## The exercise
Convert every line of the items below into a numbered list, omitting any blank lines.

(Spatial annotation items)
* * * * * * *

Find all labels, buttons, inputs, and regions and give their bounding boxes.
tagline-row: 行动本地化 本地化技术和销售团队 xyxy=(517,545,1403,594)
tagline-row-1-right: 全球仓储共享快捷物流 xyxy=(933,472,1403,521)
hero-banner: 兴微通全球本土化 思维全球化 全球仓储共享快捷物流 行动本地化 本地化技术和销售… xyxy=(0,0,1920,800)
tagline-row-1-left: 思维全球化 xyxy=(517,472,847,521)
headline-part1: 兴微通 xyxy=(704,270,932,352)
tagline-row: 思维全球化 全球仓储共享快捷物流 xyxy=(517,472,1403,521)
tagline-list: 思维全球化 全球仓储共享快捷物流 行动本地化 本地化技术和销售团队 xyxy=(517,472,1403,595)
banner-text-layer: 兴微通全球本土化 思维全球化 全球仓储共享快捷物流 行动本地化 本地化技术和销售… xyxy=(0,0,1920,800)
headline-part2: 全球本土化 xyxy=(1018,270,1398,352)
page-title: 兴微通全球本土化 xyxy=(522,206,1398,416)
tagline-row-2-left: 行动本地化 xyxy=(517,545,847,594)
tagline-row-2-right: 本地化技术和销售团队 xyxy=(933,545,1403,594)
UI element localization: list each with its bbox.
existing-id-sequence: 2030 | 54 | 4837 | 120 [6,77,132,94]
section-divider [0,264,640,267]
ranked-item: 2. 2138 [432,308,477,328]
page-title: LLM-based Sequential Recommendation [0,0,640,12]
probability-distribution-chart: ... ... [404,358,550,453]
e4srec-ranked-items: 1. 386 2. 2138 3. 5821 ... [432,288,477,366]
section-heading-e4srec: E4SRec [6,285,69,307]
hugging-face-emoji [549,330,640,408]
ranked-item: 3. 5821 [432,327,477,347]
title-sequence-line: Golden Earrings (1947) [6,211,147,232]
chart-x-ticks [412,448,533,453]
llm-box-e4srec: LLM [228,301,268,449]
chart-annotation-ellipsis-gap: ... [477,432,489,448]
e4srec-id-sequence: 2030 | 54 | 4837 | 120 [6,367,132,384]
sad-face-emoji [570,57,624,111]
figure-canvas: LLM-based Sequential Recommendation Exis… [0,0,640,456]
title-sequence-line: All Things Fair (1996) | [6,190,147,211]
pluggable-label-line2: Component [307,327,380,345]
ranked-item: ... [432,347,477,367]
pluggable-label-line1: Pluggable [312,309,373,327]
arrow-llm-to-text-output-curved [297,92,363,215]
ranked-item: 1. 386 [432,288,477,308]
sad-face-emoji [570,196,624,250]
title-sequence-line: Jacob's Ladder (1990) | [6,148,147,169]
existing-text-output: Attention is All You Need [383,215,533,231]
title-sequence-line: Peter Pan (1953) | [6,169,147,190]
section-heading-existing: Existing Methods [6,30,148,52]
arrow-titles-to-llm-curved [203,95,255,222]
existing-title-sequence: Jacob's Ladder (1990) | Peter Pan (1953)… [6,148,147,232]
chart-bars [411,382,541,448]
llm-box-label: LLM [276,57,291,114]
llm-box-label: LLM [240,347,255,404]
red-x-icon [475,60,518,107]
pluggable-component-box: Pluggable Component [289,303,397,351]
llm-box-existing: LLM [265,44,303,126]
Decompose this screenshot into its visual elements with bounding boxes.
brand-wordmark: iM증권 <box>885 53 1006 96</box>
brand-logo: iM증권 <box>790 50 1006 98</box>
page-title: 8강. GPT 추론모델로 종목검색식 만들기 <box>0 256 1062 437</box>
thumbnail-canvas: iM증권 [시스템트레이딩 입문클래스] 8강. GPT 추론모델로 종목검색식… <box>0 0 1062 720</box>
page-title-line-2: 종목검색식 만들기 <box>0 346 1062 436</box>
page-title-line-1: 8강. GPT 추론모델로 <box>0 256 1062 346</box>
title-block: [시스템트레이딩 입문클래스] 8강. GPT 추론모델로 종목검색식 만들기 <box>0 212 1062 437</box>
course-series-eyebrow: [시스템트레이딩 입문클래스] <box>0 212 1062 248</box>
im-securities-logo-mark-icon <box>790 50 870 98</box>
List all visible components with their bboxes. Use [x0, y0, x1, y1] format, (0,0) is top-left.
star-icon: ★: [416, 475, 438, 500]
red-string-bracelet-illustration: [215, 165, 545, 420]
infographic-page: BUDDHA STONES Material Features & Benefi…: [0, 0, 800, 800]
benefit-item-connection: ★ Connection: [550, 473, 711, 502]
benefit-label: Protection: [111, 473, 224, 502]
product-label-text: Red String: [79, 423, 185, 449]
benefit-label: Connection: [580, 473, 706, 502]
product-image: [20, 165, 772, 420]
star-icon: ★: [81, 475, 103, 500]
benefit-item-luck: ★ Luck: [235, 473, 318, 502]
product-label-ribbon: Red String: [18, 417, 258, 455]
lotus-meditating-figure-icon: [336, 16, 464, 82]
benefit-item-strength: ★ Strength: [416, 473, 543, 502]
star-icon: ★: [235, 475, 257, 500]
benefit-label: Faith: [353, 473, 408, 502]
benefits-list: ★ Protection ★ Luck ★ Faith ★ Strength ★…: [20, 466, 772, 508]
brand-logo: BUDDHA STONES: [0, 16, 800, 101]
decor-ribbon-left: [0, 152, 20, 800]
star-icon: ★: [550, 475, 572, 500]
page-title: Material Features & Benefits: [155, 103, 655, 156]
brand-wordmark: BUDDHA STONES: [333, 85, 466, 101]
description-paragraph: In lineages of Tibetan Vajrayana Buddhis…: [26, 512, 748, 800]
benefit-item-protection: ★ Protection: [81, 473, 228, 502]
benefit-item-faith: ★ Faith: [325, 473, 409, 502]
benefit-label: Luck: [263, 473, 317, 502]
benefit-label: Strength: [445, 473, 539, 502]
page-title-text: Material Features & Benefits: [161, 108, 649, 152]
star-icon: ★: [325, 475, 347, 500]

* * * * * * *

## Result
1. Find all labels, buttons, inputs, and regions and give their bounding boxes.
2. tagline-row: 行动本地化 本地化技术和销售团队 xyxy=(517,545,1403,594)
3. tagline-row-1-right: 全球仓储共享快捷物流 xyxy=(933,472,1403,521)
4. hero-banner: 兴微通全球本土化 思维全球化 全球仓储共享快捷物流 行动本地化 本地化技术和销售… xyxy=(0,0,1920,800)
5. tagline-row-1-left: 思维全球化 xyxy=(517,472,847,521)
6. headline-part1: 兴微通 xyxy=(704,270,932,352)
7. tagline-row: 思维全球化 全球仓储共享快捷物流 xyxy=(517,472,1403,521)
8. tagline-list: 思维全球化 全球仓储共享快捷物流 行动本地化 本地化技术和销售团队 xyxy=(517,472,1403,595)
9. banner-text-layer: 兴微通全球本土化 思维全球化 全球仓储共享快捷物流 行动本地化 本地化技术和销售… xyxy=(0,0,1920,800)
10. headline-part2: 全球本土化 xyxy=(1018,270,1398,352)
11. page-title: 兴微通全球本土化 xyxy=(522,206,1398,416)
12. tagline-row-2-left: 行动本地化 xyxy=(517,545,847,594)
13. tagline-row-2-right: 本地化技术和销售团队 xyxy=(933,545,1403,594)
14. UI element localization: list each with its bbox.
15. existing-id-sequence: 2030 | 54 | 4837 | 120 [6,77,132,94]
16. section-divider [0,264,640,267]
17. ranked-item: 2. 2138 [432,308,477,328]
18. page-title: LLM-based Sequential Recommendation [0,0,640,12]
19. probability-distribution-chart: ... ... [404,358,550,453]
20. e4srec-ranked-items: 1. 386 2. 2138 3. 5821 ... [432,288,477,366]
21. section-heading-e4srec: E4SRec [6,285,69,307]
22. hugging-face-emoji [549,330,640,408]
23. ranked-item: 3. 5821 [432,327,477,347]
24. title-sequence-line: Golden Earrings (1947) [6,211,147,232]
25. chart-x-ticks [412,448,533,453]
26. llm-box-e4srec: LLM [228,301,268,449]
27. chart-annotation-ellipsis-gap: ... [477,432,489,448]
28. e4srec-id-sequence: 2030 | 54 | 4837 | 120 [6,367,132,384]
29. sad-face-emoji [570,57,624,111]
30. figure-canvas: LLM-based Sequential Recommendation Exis… [0,0,640,456]
31. title-sequence-line: All Things Fair (1996) | [6,190,147,211]
32. pluggable-label-line2: Component [307,327,380,345]
33. ranked-item: ... [432,347,477,367]
34. pluggable-label-line1: Pluggable [312,309,373,327]
35. arrow-llm-to-text-output-curved [297,92,363,215]
36. ranked-item: 1. 386 [432,288,477,308]
37. sad-face-emoji [570,196,624,250]
38. title-sequence-line: Jacob's Ladder (1990) | [6,148,147,169]
39. existing-text-output: Attention is All You Need [383,215,533,231]
40. title-sequence-line: Peter Pan (1953) | [6,169,147,190]
41. section-heading-existing: Existing Methods [6,30,148,52]
42. arrow-titles-to-llm-curved [203,95,255,222]
43. existing-title-sequence: Jacob's Ladder (1990) | Peter Pan (1953)… [6,148,147,232]
44. chart-bars [411,382,541,448]
45. llm-box-label: LLM [276,57,291,114]
46. llm-box-label: LLM [240,347,255,404]
47. red-x-icon [475,60,518,107]
48. pluggable-component-box: Pluggable Component [289,303,397,351]
49. llm-box-existing: LLM [265,44,303,126]
50. Decompose this screenshot into its visual elements with bounding boxes.
51. brand-wordmark: iM증권 <box>885 53 1006 96</box>
52. brand-logo: iM증권 <box>790 50 1006 98</box>
53. page-title: 8강. GPT 추론모델로 종목검색식 만들기 <box>0 256 1062 437</box>
54. thumbnail-canvas: iM증권 [시스템트레이딩 입문클래스] 8강. GPT 추론모델로 종목검색식… <box>0 0 1062 720</box>
55. page-title-line-2: 종목검색식 만들기 <box>0 346 1062 436</box>
56. page-title-line-1: 8강. GPT 추론모델로 <box>0 256 1062 346</box>
57. title-block: [시스템트레이딩 입문클래스] 8강. GPT 추론모델로 종목검색식 만들기 <box>0 212 1062 437</box>
58. course-series-eyebrow: [시스템트레이딩 입문클래스] <box>0 212 1062 248</box>
59. im-securities-logo-mark-icon <box>790 50 870 98</box>
60. List all visible components with their bboxes. Use [x0, y0, x1, y1] format, (0,0) is top-left.
61. star-icon: ★: [416, 475, 438, 500]
62. red-string-bracelet-illustration: [215, 165, 545, 420]
63. infographic-page: BUDDHA STONES Material Features & Benefi…: [0, 0, 800, 800]
64. benefit-item-connection: ★ Connection: [550, 473, 711, 502]
65. benefit-label: Protection: [111, 473, 224, 502]
66. product-label-text: Red String: [79, 423, 185, 449]
67. benefit-label: Connection: [580, 473, 706, 502]
68. product-image: [20, 165, 772, 420]
69. star-icon: ★: [81, 475, 103, 500]
70. benefit-item-luck: ★ Luck: [235, 473, 318, 502]
71. product-label-ribbon: Red String: [18, 417, 258, 455]
72. lotus-meditating-figure-icon: [336, 16, 464, 82]
73. benefit-item-strength: ★ Strength: [416, 473, 543, 502]
74. star-icon: ★: [235, 475, 257, 500]
75. benefit-label: Faith: [353, 473, 408, 502]
76. benefits-list: ★ Protection ★ Luck ★ Faith ★ Strength ★…: [20, 466, 772, 508]
77. brand-logo: BUDDHA STONES: [0, 16, 800, 101]
78. decor-ribbon-left: [0, 152, 20, 800]
79. star-icon: ★: [550, 475, 572, 500]
80. page-title: Material Features & Benefits: [155, 103, 655, 156]
81. brand-wordmark: BUDDHA STONES: [333, 85, 466, 101]
82. description-paragraph: In lineages of Tibetan Vajrayana Buddhis…: [26, 512, 748, 800]
83. benefit-item-protection: ★ Protection: [81, 473, 228, 502]
84. benefit-item-faith: ★ Faith: [325, 473, 409, 502]
85. benefit-label: Luck: [263, 473, 317, 502]
86. benefit-label: Strength: [445, 473, 539, 502]
87. page-title-text: Material Features & Benefits: [161, 108, 649, 152]
88. star-icon: ★: [325, 475, 347, 500]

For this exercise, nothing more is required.